◆ **YOUR INSTRUCTIONS**
Restate the whole of the material. Keep every word, and drop the pictures.

◆ **LISTING**
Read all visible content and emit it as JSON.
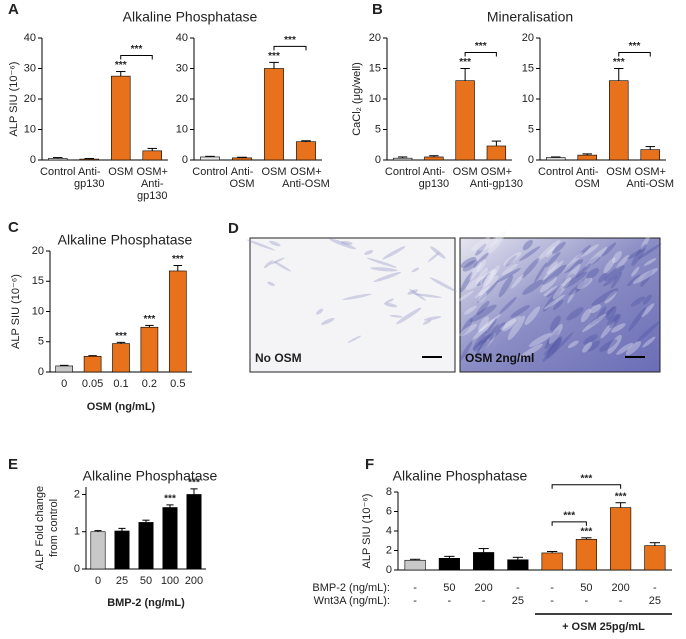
{
  "chart_data": [
    {
      "type": "bar",
      "panel": "A",
      "title": "Alkaline Phosphatase",
      "ylabel": "ALP  SIU (10⁻⁶)",
      "categories": [
        [
          "Control"
        ],
        [
          "Anti-",
          "gp130"
        ],
        [
          "OSM"
        ],
        [
          "OSM+",
          "Anti-",
          "gp130"
        ]
      ],
      "values": [
        0.5,
        0.3,
        27.5,
        3
      ],
      "errors": [
        0.3,
        0.2,
        1.5,
        0.8
      ],
      "colors": [
        "#d9d9d9",
        "#e8711c",
        "#e8711c",
        "#e8711c"
      ],
      "significance": [
        null,
        null,
        "***",
        null
      ],
      "comparisons": [
        {
          "categories": [
            2,
            3
          ],
          "label": "***"
        }
      ],
      "ylim": [
        0,
        40
      ],
      "yticks": [
        0,
        10,
        20,
        30,
        40
      ]
    },
    {
      "type": "bar",
      "categories": [
        [
          "Control"
        ],
        [
          "Anti-",
          "OSM"
        ],
        [
          "OSM"
        ],
        [
          "OSM+",
          "Anti-OSM"
        ]
      ],
      "values": [
        1,
        0.7,
        30,
        6
      ],
      "errors": [
        0.2,
        0.2,
        2,
        0.3
      ],
      "colors": [
        "#e6e6e6",
        "#e8711c",
        "#e8711c",
        "#e8711c"
      ],
      "significance": [
        null,
        null,
        "***",
        null
      ],
      "comparisons": [
        {
          "categories": [
            2,
            3
          ],
          "label": "***"
        }
      ],
      "ylim": [
        0,
        40
      ],
      "yticks": [
        0,
        10,
        20,
        30,
        40
      ]
    },
    {
      "type": "bar",
      "panel": "B",
      "title": "Mineralisation",
      "ylabel": "CaCl₂ (μg/well)",
      "categories": [
        [
          "Control"
        ],
        [
          "Anti-",
          "gp130"
        ],
        [
          "OSM"
        ],
        [
          "OSM+",
          "Anti-gp130"
        ]
      ],
      "values": [
        0.3,
        0.5,
        13,
        2.3
      ],
      "errors": [
        0.2,
        0.2,
        2,
        0.8
      ],
      "colors": [
        "#d9d9d9",
        "#e8711c",
        "#e8711c",
        "#e8711c"
      ],
      "significance": [
        null,
        null,
        "***",
        null
      ],
      "comparisons": [
        {
          "categories": [
            2,
            3
          ],
          "label": "***"
        }
      ],
      "ylim": [
        0,
        20
      ],
      "yticks": [
        0,
        5,
        10,
        15,
        20
      ]
    },
    {
      "type": "bar",
      "categories": [
        [
          "Control"
        ],
        [
          "Anti-",
          "OSM"
        ],
        [
          "OSM"
        ],
        [
          "OSM+",
          "Anti-OSM"
        ]
      ],
      "values": [
        0.4,
        0.8,
        13,
        1.7
      ],
      "errors": [
        0.1,
        0.2,
        2,
        0.5
      ],
      "colors": [
        "#d9d9d9",
        "#e8711c",
        "#e8711c",
        "#e8711c"
      ],
      "significance": [
        null,
        null,
        "***",
        null
      ],
      "comparisons": [
        {
          "categories": [
            2,
            3
          ],
          "label": "***"
        }
      ],
      "ylim": [
        0,
        20
      ],
      "yticks": [
        0,
        5,
        10,
        15,
        20
      ]
    },
    {
      "type": "bar",
      "panel": "C",
      "title": "Alkaline Phosphatase",
      "ylabel": "ALP  SIU (10⁻⁶)",
      "xlabel": "OSM (ng/mL)",
      "categories": [
        "0",
        "0.05",
        "0.1",
        "0.2",
        "0.5"
      ],
      "values": [
        1,
        2.6,
        4.7,
        7.4,
        16.7
      ],
      "errors": [
        0.1,
        0.1,
        0.2,
        0.3,
        0.9
      ],
      "colors": [
        "#c8c8c8",
        "#e8711c",
        "#e8711c",
        "#e8711c",
        "#e8711c"
      ],
      "significance": [
        null,
        null,
        "***",
        "***",
        "***"
      ],
      "ylim": [
        0,
        20
      ],
      "yticks": [
        0,
        5,
        10,
        15,
        20
      ]
    },
    {
      "type": "bar",
      "panel": "E",
      "title": "Alkaline Phosphatase",
      "ylabel": [
        "ALP Fold change",
        "from control"
      ],
      "xlabel": "BMP-2 (ng/mL)",
      "categories": [
        "0",
        "25",
        "50",
        "100",
        "200"
      ],
      "values": [
        1,
        1.02,
        1.25,
        1.65,
        2.0
      ],
      "errors": [
        0.03,
        0.07,
        0.06,
        0.07,
        0.15
      ],
      "colors": [
        "#c8c8c8",
        "#000000",
        "#000000",
        "#000000",
        "#000000"
      ],
      "significance": [
        null,
        null,
        null,
        "***",
        "***"
      ],
      "ylim": [
        0,
        2.2
      ],
      "yticks": [
        0,
        1,
        2
      ]
    },
    {
      "type": "bar",
      "panel": "F",
      "title": "Alkaline Phosphatase",
      "ylabel": "ALP SIU (10⁻⁶)",
      "conditions": [
        {
          "label": "BMP-2 (ng/mL):",
          "values": [
            "-",
            "50",
            "200",
            "-",
            "-",
            "50",
            "200",
            "-"
          ]
        },
        {
          "label": "Wnt3A (ng/mL):",
          "values": [
            "-",
            "-",
            "-",
            "25",
            "-",
            "-",
            "-",
            "25"
          ]
        }
      ],
      "group_label": "+ OSM 25pg/mL",
      "group": [
        4,
        7
      ],
      "values": [
        1.0,
        1.2,
        1.8,
        1.05,
        1.75,
        3.15,
        6.4,
        2.5
      ],
      "errors": [
        0.1,
        0.2,
        0.4,
        0.25,
        0.15,
        0.15,
        0.5,
        0.3
      ],
      "colors": [
        "#c8c8c8",
        "#000000",
        "#000000",
        "#000000",
        "#e8711c",
        "#e8711c",
        "#e8711c",
        "#e8711c"
      ],
      "significance": [
        null,
        null,
        null,
        null,
        null,
        "***",
        "***",
        null
      ],
      "comparisons": [
        {
          "categories": [
            4,
            5
          ],
          "label": "***"
        },
        {
          "categories": [
            4,
            6
          ],
          "label": "***"
        }
      ],
      "ylim": [
        0,
        8
      ],
      "yticks": [
        0,
        2,
        4,
        6,
        8
      ]
    }
  ],
  "image_panel": {
    "panel": "D",
    "labels": [
      "No OSM",
      "OSM 2ng/ml"
    ]
  }
}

◆ **TASK RESPONSE**
Read all visible content and emit it as JSON.
{
  "chart_data": [
    {
      "type": "bar",
      "panel": "A",
      "title": "Alkaline Phosphatase",
      "ylabel": "ALP  SIU (10⁻⁶)",
      "categories": [
        [
          "Control"
        ],
        [
          "Anti-",
          "gp130"
        ],
        [
          "OSM"
        ],
        [
          "OSM+",
          "Anti-",
          "gp130"
        ]
      ],
      "values": [
        0.5,
        0.3,
        27.5,
        3
      ],
      "errors": [
        0.3,
        0.2,
        1.5,
        0.8
      ],
      "colors": [
        "#d9d9d9",
        "#e8711c",
        "#e8711c",
        "#e8711c"
      ],
      "significance": [
        null,
        null,
        "***",
        null
      ],
      "comparisons": [
        {
          "categories": [
            2,
            3
          ],
          "label": "***"
        }
      ],
      "ylim": [
        0,
        40
      ],
      "yticks": [
        0,
        10,
        20,
        30,
        40
      ]
    },
    {
      "type": "bar",
      "categories": [
        [
          "Control"
        ],
        [
          "Anti-",
          "OSM"
        ],
        [
          "OSM"
        ],
        [
          "OSM+",
          "Anti-OSM"
        ]
      ],
      "values": [
        1,
        0.7,
        30,
        6
      ],
      "errors": [
        0.2,
        0.2,
        2,
        0.3
      ],
      "colors": [
        "#e6e6e6",
        "#e8711c",
        "#e8711c",
        "#e8711c"
      ],
      "significance": [
        null,
        null,
        "***",
        null
      ],
      "comparisons": [
        {
          "categories": [
            2,
            3
          ],
          "label": "***"
        }
      ],
      "ylim": [
        0,
        40
      ],
      "yticks": [
        0,
        10,
        20,
        30,
        40
      ]
    },
    {
      "type": "bar",
      "panel": "B",
      "title": "Mineralisation",
      "ylabel": "CaCl₂ (μg/well)",
      "categories": [
        [
          "Control"
        ],
        [
          "Anti-",
          "gp130"
        ],
        [
          "OSM"
        ],
        [
          "OSM+",
          "Anti-gp130"
        ]
      ],
      "values": [
        0.3,
        0.5,
        13,
        2.3
      ],
      "errors": [
        0.2,
        0.2,
        2,
        0.8
      ],
      "colors": [
        "#d9d9d9",
        "#e8711c",
        "#e8711c",
        "#e8711c"
      ],
      "significance": [
        null,
        null,
        "***",
        null
      ],
      "comparisons": [
        {
          "categories": [
            2,
            3
          ],
          "label": "***"
        }
      ],
      "ylim": [
        0,
        20
      ],
      "yticks": [
        0,
        5,
        10,
        15,
        20
      ]
    },
    {
      "type": "bar",
      "categories": [
        [
          "Control"
        ],
        [
          "Anti-",
          "OSM"
        ],
        [
          "OSM"
        ],
        [
          "OSM+",
          "Anti-OSM"
        ]
      ],
      "values": [
        0.4,
        0.8,
        13,
        1.7
      ],
      "errors": [
        0.1,
        0.2,
        2,
        0.5
      ],
      "colors": [
        "#d9d9d9",
        "#e8711c",
        "#e8711c",
        "#e8711c"
      ],
      "significance": [
        null,
        null,
        "***",
        null
      ],
      "comparisons": [
        {
          "categories": [
            2,
            3
          ],
          "label": "***"
        }
      ],
      "ylim": [
        0,
        20
      ],
      "yticks": [
        0,
        5,
        10,
        15,
        20
      ]
    },
    {
      "type": "bar",
      "panel": "C",
      "title": "Alkaline Phosphatase",
      "ylabel": "ALP  SIU (10⁻⁶)",
      "xlabel": "OSM (ng/mL)",
      "categories": [
        "0",
        "0.05",
        "0.1",
        "0.2",
        "0.5"
      ],
      "values": [
        1,
        2.6,
        4.7,
        7.4,
        16.7
      ],
      "errors": [
        0.1,
        0.1,
        0.2,
        0.3,
        0.9
      ],
      "colors": [
        "#c8c8c8",
        "#e8711c",
        "#e8711c",
        "#e8711c",
        "#e8711c"
      ],
      "significance": [
        null,
        null,
        "***",
        "***",
        "***"
      ],
      "ylim": [
        0,
        20
      ],
      "yticks": [
        0,
        5,
        10,
        15,
        20
      ]
    },
    {
      "type": "bar",
      "panel": "E",
      "title": "Alkaline Phosphatase",
      "ylabel": [
        "ALP Fold change",
        "from control"
      ],
      "xlabel": "BMP-2 (ng/mL)",
      "categories": [
        "0",
        "25",
        "50",
        "100",
        "200"
      ],
      "values": [
        1,
        1.02,
        1.25,
        1.65,
        2.0
      ],
      "errors": [
        0.03,
        0.07,
        0.06,
        0.07,
        0.15
      ],
      "colors": [
        "#c8c8c8",
        "#000000",
        "#000000",
        "#000000",
        "#000000"
      ],
      "significance": [
        null,
        null,
        null,
        "***",
        "***"
      ],
      "ylim": [
        0,
        2.2
      ],
      "yticks": [
        0,
        1,
        2
      ]
    },
    {
      "type": "bar",
      "panel": "F",
      "title": "Alkaline Phosphatase",
      "ylabel": "ALP SIU (10⁻⁶)",
      "conditions": [
        {
          "label": "BMP-2 (ng/mL):",
          "values": [
            "-",
            "50",
            "200",
            "-",
            "-",
            "50",
            "200",
            "-"
          ]
        },
        {
          "label": "Wnt3A (ng/mL):",
          "values": [
            "-",
            "-",
            "-",
            "25",
            "-",
            "-",
            "-",
            "25"
          ]
        }
      ],
      "group_label": "+ OSM 25pg/mL",
      "group": [
        4,
        7
      ],
      "values": [
        1.0,
        1.2,
        1.8,
        1.05,
        1.75,
        3.15,
        6.4,
        2.5
      ],
      "errors": [
        0.1,
        0.2,
        0.4,
        0.25,
        0.15,
        0.15,
        0.5,
        0.3
      ],
      "colors": [
        "#c8c8c8",
        "#000000",
        "#000000",
        "#000000",
        "#e8711c",
        "#e8711c",
        "#e8711c",
        "#e8711c"
      ],
      "significance": [
        null,
        null,
        null,
        null,
        null,
        "***",
        "***",
        null
      ],
      "comparisons": [
        {
          "categories": [
            4,
            5
          ],
          "label": "***"
        },
        {
          "categories": [
            4,
            6
          ],
          "label": "***"
        }
      ],
      "ylim": [
        0,
        8
      ],
      "yticks": [
        0,
        2,
        4,
        6,
        8
      ]
    }
  ],
  "image_panel": {
    "panel": "D",
    "labels": [
      "No OSM",
      "OSM 2ng/ml"
    ]
  }
}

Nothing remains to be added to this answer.